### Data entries

* BEGIN *

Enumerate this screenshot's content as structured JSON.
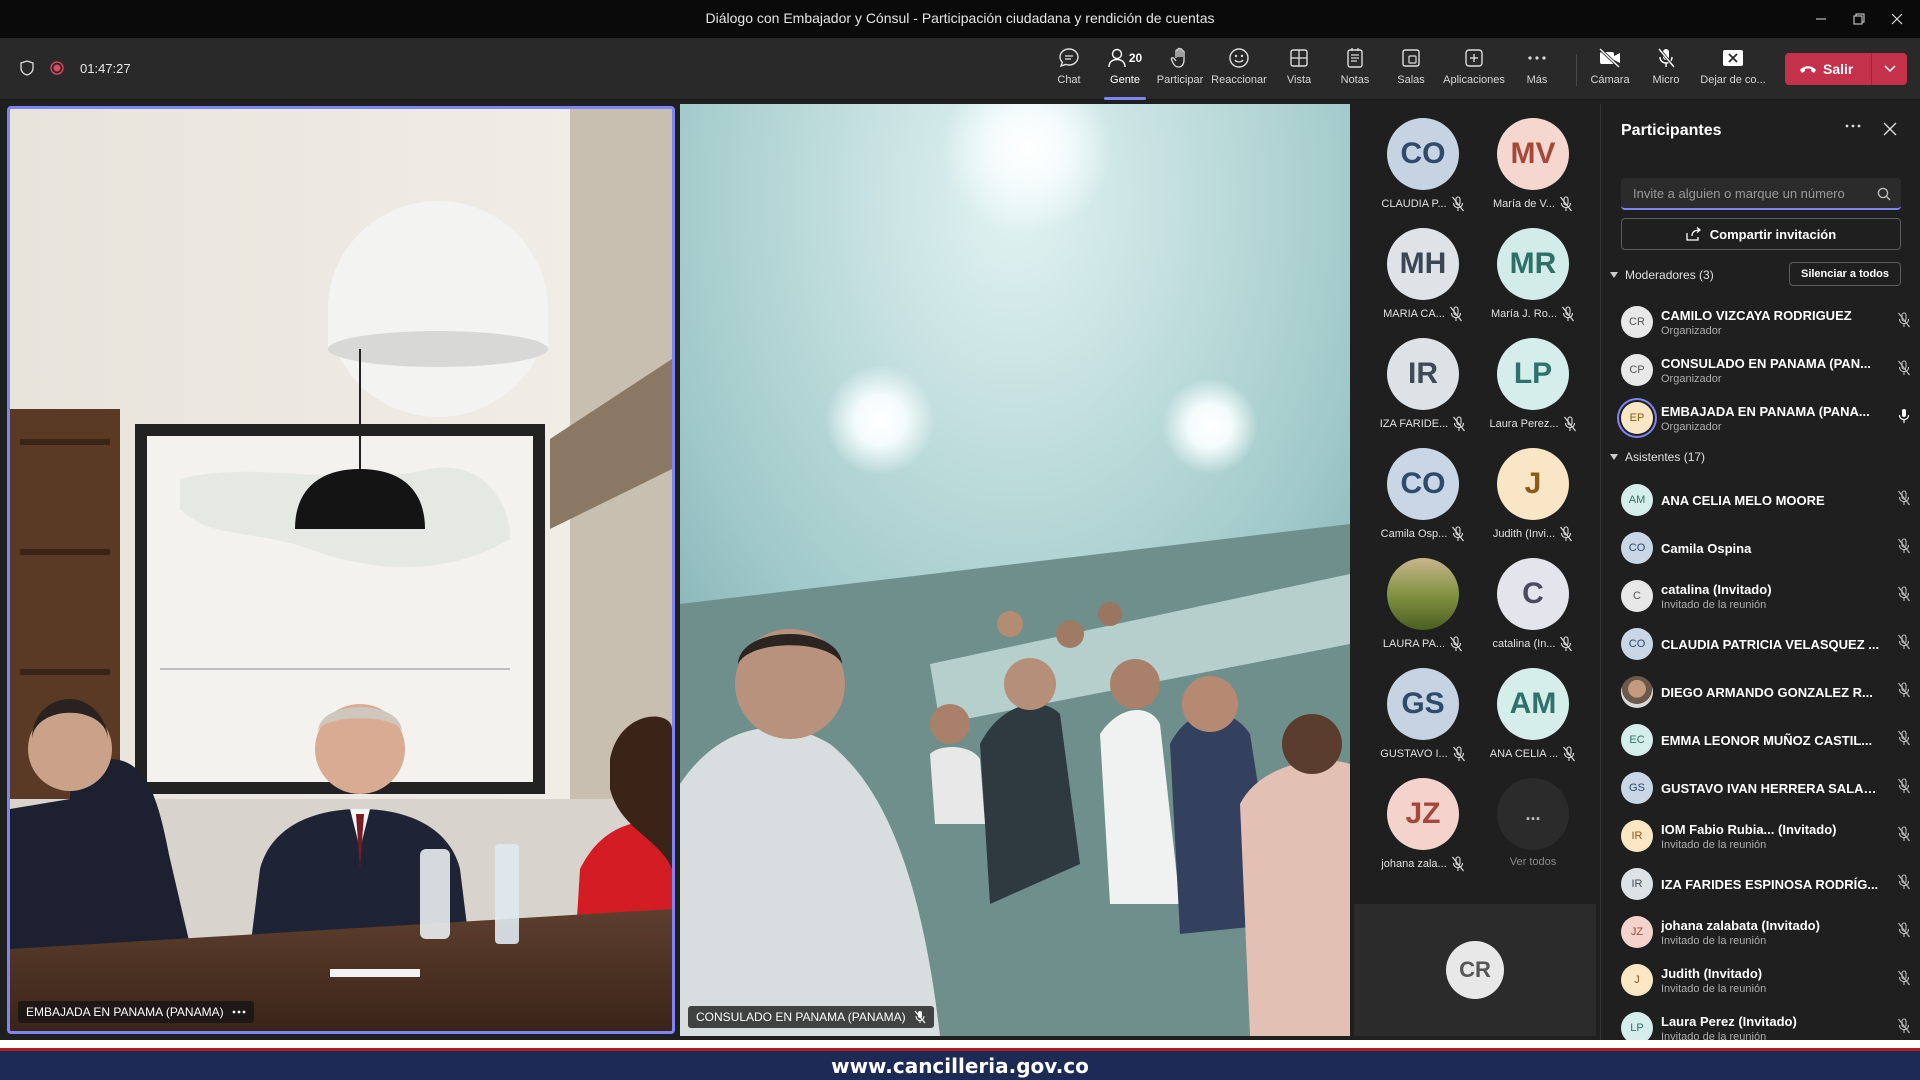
{
  "window": {
    "title": "Diálogo con Embajador y Cónsul - Participación ciudadana y rendición de cuentas"
  },
  "meeting": {
    "timer": "01:47:27"
  },
  "toolbar": {
    "chat": "Chat",
    "people": "Gente",
    "people_count": "20",
    "raise_hand": "Participar",
    "react": "Reaccionar",
    "view": "Vista",
    "notes": "Notas",
    "rooms": "Salas",
    "apps": "Aplicaciones",
    "more": "Más",
    "camera": "Cámara",
    "mic": "Micro",
    "share": "Dejar de co...",
    "leave": "Salir",
    "leave_color": "#c4314b",
    "accent": "#7f85f5"
  },
  "videos": {
    "left_name": "EMBAJADA EN PANAMA (PANAMA)",
    "center_name": "CONSULADO EN PANAMA (PANAMA)"
  },
  "gallery": {
    "tiles": [
      {
        "initials": "CO",
        "name": "CLAUDIA P...",
        "bg": "#c6d3e3",
        "fg": "#2f4a6b"
      },
      {
        "initials": "MV",
        "name": "María de V...",
        "bg": "#f5d7d0",
        "fg": "#a4493a"
      },
      {
        "initials": "MH",
        "name": "MARIA CA...",
        "bg": "#dfe3e8",
        "fg": "#3b4654"
      },
      {
        "initials": "MR",
        "name": "María J. Ro...",
        "bg": "#d2ede9",
        "fg": "#2f6f66"
      },
      {
        "initials": "IR",
        "name": "IZA FARIDE...",
        "bg": "#dde2e7",
        "fg": "#3f4a56"
      },
      {
        "initials": "LP",
        "name": "Laura Perez...",
        "bg": "#d5eeec",
        "fg": "#2f716c"
      },
      {
        "initials": "CO",
        "name": "Camila Osp...",
        "bg": "#c8d6e6",
        "fg": "#2f4a6b"
      },
      {
        "initials": "J",
        "name": "Judith (Invi...",
        "bg": "#f8e6c7",
        "fg": "#8a5a16"
      },
      {
        "initials": "",
        "name": "LAURA PA...",
        "bg": "#6f7a3a",
        "fg": "#ffffff"
      },
      {
        "initials": "C",
        "name": "catalina (In...",
        "bg": "#e4e4ec",
        "fg": "#4b4b5e"
      },
      {
        "initials": "GS",
        "name": "GUSTAVO I...",
        "bg": "#c6d3e3",
        "fg": "#2f4a6b"
      },
      {
        "initials": "AM",
        "name": "ANA CELIA ...",
        "bg": "#d5eeea",
        "fg": "#2f716a"
      },
      {
        "initials": "JZ",
        "name": "johana zala...",
        "bg": "#f4d3cd",
        "fg": "#a4493a"
      },
      {
        "initials": "...",
        "name": "Ver todos",
        "bg": "#2b2b2b",
        "fg": "#bdbdbd"
      }
    ],
    "self_initials": "CR"
  },
  "panel": {
    "title": "Participantes",
    "search_placeholder": "Invite a alguien o marque un número",
    "share_invite": "Compartir invitación",
    "moderators_header": "Moderadores (3)",
    "mute_all": "Silenciar a todos",
    "attendees_header": "Asistentes (17)",
    "moderators": [
      {
        "initials": "CR",
        "name": "CAMILO VIZCAYA RODRIGUEZ",
        "role": "Organizador",
        "bg": "#e8e8e8",
        "fg": "#555"
      },
      {
        "initials": "CP",
        "name": "CONSULADO EN PANAMA (PAN...",
        "role": "Organizador",
        "bg": "#e8e8e8",
        "fg": "#555"
      },
      {
        "initials": "EP",
        "name": "EMBAJADA EN PANAMA (PANA...",
        "role": "Organizador",
        "bg": "#fbe7c4",
        "fg": "#8a5a16"
      }
    ],
    "attendees": [
      {
        "initials": "AM",
        "name": "ANA CELIA MELO MOORE",
        "role": "",
        "bg": "#d5eeea",
        "fg": "#2f716a"
      },
      {
        "initials": "CO",
        "name": "Camila Ospina",
        "role": "",
        "bg": "#c8d6e6",
        "fg": "#2f4a6b"
      },
      {
        "initials": "C",
        "name": "catalina (Invitado)",
        "role": "Invitado de la reunión",
        "bg": "#e8e8e8",
        "fg": "#555"
      },
      {
        "initials": "CO",
        "name": "CLAUDIA PATRICIA VELASQUEZ ...",
        "role": "",
        "bg": "#c8d6e6",
        "fg": "#2f4a6b"
      },
      {
        "initials": "",
        "name": "DIEGO ARMANDO GONZALEZ R...",
        "role": "",
        "bg": "#9a8a7a",
        "fg": "#fff"
      },
      {
        "initials": "EC",
        "name": "EMMA LEONOR MUÑOZ CASTIL...",
        "role": "",
        "bg": "#d5eeea",
        "fg": "#2f716a"
      },
      {
        "initials": "GS",
        "name": "GUSTAVO IVAN HERRERA SALAZ...",
        "role": "",
        "bg": "#c8d6e6",
        "fg": "#2f4a6b"
      },
      {
        "initials": "IR",
        "name": "IOM Fabio Rubia... (Invitado)",
        "role": "Invitado de la reunión",
        "bg": "#fbe7c4",
        "fg": "#8a5a16"
      },
      {
        "initials": "IR",
        "name": "IZA FARIDES ESPINOSA RODRÍG...",
        "role": "",
        "bg": "#dde2e7",
        "fg": "#3f4a56"
      },
      {
        "initials": "JZ",
        "name": "johana zalabata (Invitado)",
        "role": "Invitado de la reunión",
        "bg": "#f4d3cd",
        "fg": "#a4493a"
      },
      {
        "initials": "J",
        "name": "Judith (Invitado)",
        "role": "Invitado de la reunión",
        "bg": "#fbe7c4",
        "fg": "#8a5a16"
      },
      {
        "initials": "LP",
        "name": "Laura Perez (Invitado)",
        "role": "Invitado de la reunión",
        "bg": "#d5eeec",
        "fg": "#2f716c"
      }
    ]
  },
  "footer": {
    "url": "www.cancilleria.gov.co"
  }
}
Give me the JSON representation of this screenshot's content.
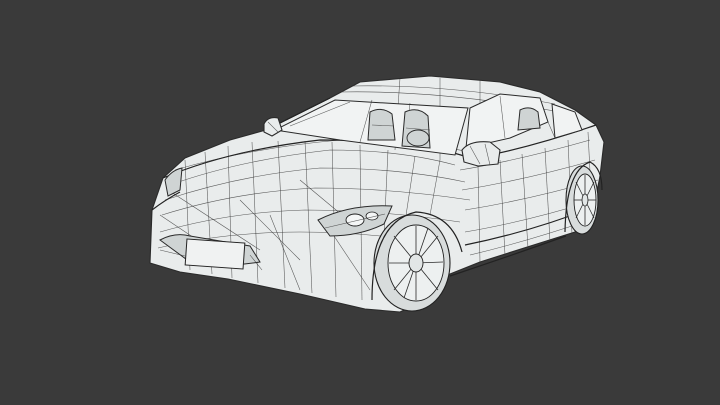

* END *

Images must not appear in the copy; reproduce everything else in the records verbatim.

### RESPONSE TO THE EXERCISE
Enumerate this screenshot's content as structured JSON.
{
  "window": {
    "title": "Diálogo con Embajador y Cónsul - Participación ciudadana y rendición de cuentas"
  },
  "meeting": {
    "timer": "01:47:27"
  },
  "toolbar": {
    "chat": "Chat",
    "people": "Gente",
    "people_count": "20",
    "raise_hand": "Participar",
    "react": "Reaccionar",
    "view": "Vista",
    "notes": "Notas",
    "rooms": "Salas",
    "apps": "Aplicaciones",
    "more": "Más",
    "camera": "Cámara",
    "mic": "Micro",
    "share": "Dejar de co...",
    "leave": "Salir",
    "leave_color": "#c4314b",
    "accent": "#7f85f5"
  },
  "videos": {
    "left_name": "EMBAJADA EN PANAMA (PANAMA)",
    "center_name": "CONSULADO EN PANAMA (PANAMA)"
  },
  "gallery": {
    "tiles": [
      {
        "initials": "CO",
        "name": "CLAUDIA P...",
        "bg": "#c6d3e3",
        "fg": "#2f4a6b"
      },
      {
        "initials": "MV",
        "name": "María de V...",
        "bg": "#f5d7d0",
        "fg": "#a4493a"
      },
      {
        "initials": "MH",
        "name": "MARIA CA...",
        "bg": "#dfe3e8",
        "fg": "#3b4654"
      },
      {
        "initials": "MR",
        "name": "María J. Ro...",
        "bg": "#d2ede9",
        "fg": "#2f6f66"
      },
      {
        "initials": "IR",
        "name": "IZA FARIDE...",
        "bg": "#dde2e7",
        "fg": "#3f4a56"
      },
      {
        "initials": "LP",
        "name": "Laura Perez...",
        "bg": "#d5eeec",
        "fg": "#2f716c"
      },
      {
        "initials": "CO",
        "name": "Camila Osp...",
        "bg": "#c8d6e6",
        "fg": "#2f4a6b"
      },
      {
        "initials": "J",
        "name": "Judith (Invi...",
        "bg": "#f8e6c7",
        "fg": "#8a5a16"
      },
      {
        "initials": "",
        "name": "LAURA PA...",
        "bg": "#6f7a3a",
        "fg": "#ffffff"
      },
      {
        "initials": "C",
        "name": "catalina (In...",
        "bg": "#e4e4ec",
        "fg": "#4b4b5e"
      },
      {
        "initials": "GS",
        "name": "GUSTAVO I...",
        "bg": "#c6d3e3",
        "fg": "#2f4a6b"
      },
      {
        "initials": "AM",
        "name": "ANA CELIA ...",
        "bg": "#d5eeea",
        "fg": "#2f716a"
      },
      {
        "initials": "JZ",
        "name": "johana zala...",
        "bg": "#f4d3cd",
        "fg": "#a4493a"
      },
      {
        "initials": "...",
        "name": "Ver todos",
        "bg": "#2b2b2b",
        "fg": "#bdbdbd"
      }
    ],
    "self_initials": "CR"
  },
  "panel": {
    "title": "Participantes",
    "search_placeholder": "Invite a alguien o marque un número",
    "share_invite": "Compartir invitación",
    "moderators_header": "Moderadores (3)",
    "mute_all": "Silenciar a todos",
    "attendees_header": "Asistentes (17)",
    "moderators": [
      {
        "initials": "CR",
        "name": "CAMILO VIZCAYA RODRIGUEZ",
        "role": "Organizador",
        "bg": "#e8e8e8",
        "fg": "#555"
      },
      {
        "initials": "CP",
        "name": "CONSULADO EN PANAMA (PAN...",
        "role": "Organizador",
        "bg": "#e8e8e8",
        "fg": "#555"
      },
      {
        "initials": "EP",
        "name": "EMBAJADA EN PANAMA (PANA...",
        "role": "Organizador",
        "bg": "#fbe7c4",
        "fg": "#8a5a16"
      }
    ],
    "attendees": [
      {
        "initials": "AM",
        "name": "ANA CELIA MELO MOORE",
        "role": "",
        "bg": "#d5eeea",
        "fg": "#2f716a"
      },
      {
        "initials": "CO",
        "name": "Camila Ospina",
        "role": "",
        "bg": "#c8d6e6",
        "fg": "#2f4a6b"
      },
      {
        "initials": "C",
        "name": "catalina (Invitado)",
        "role": "Invitado de la reunión",
        "bg": "#e8e8e8",
        "fg": "#555"
      },
      {
        "initials": "CO",
        "name": "CLAUDIA PATRICIA VELASQUEZ ...",
        "role": "",
        "bg": "#c8d6e6",
        "fg": "#2f4a6b"
      },
      {
        "initials": "",
        "name": "DIEGO ARMANDO GONZALEZ R...",
        "role": "",
        "bg": "#9a8a7a",
        "fg": "#fff"
      },
      {
        "initials": "EC",
        "name": "EMMA LEONOR MUÑOZ CASTIL...",
        "role": "",
        "bg": "#d5eeea",
        "fg": "#2f716a"
      },
      {
        "initials": "GS",
        "name": "GUSTAVO IVAN HERRERA SALAZ...",
        "role": "",
        "bg": "#c8d6e6",
        "fg": "#2f4a6b"
      },
      {
        "initials": "IR",
        "name": "IOM Fabio Rubia... (Invitado)",
        "role": "Invitado de la reunión",
        "bg": "#fbe7c4",
        "fg": "#8a5a16"
      },
      {
        "initials": "IR",
        "name": "IZA FARIDES ESPINOSA RODRÍG...",
        "role": "",
        "bg": "#dde2e7",
        "fg": "#3f4a56"
      },
      {
        "initials": "JZ",
        "name": "johana zalabata (Invitado)",
        "role": "Invitado de la reunión",
        "bg": "#f4d3cd",
        "fg": "#a4493a"
      },
      {
        "initials": "J",
        "name": "Judith (Invitado)",
        "role": "Invitado de la reunión",
        "bg": "#fbe7c4",
        "fg": "#8a5a16"
      },
      {
        "initials": "LP",
        "name": "Laura Perez (Invitado)",
        "role": "Invitado de la reunión",
        "bg": "#d5eeec",
        "fg": "#2f716c"
      }
    ]
  },
  "footer": {
    "url": "www.cancilleria.gov.co"
  }
}
Give me the JSON representation of this screenshot's content.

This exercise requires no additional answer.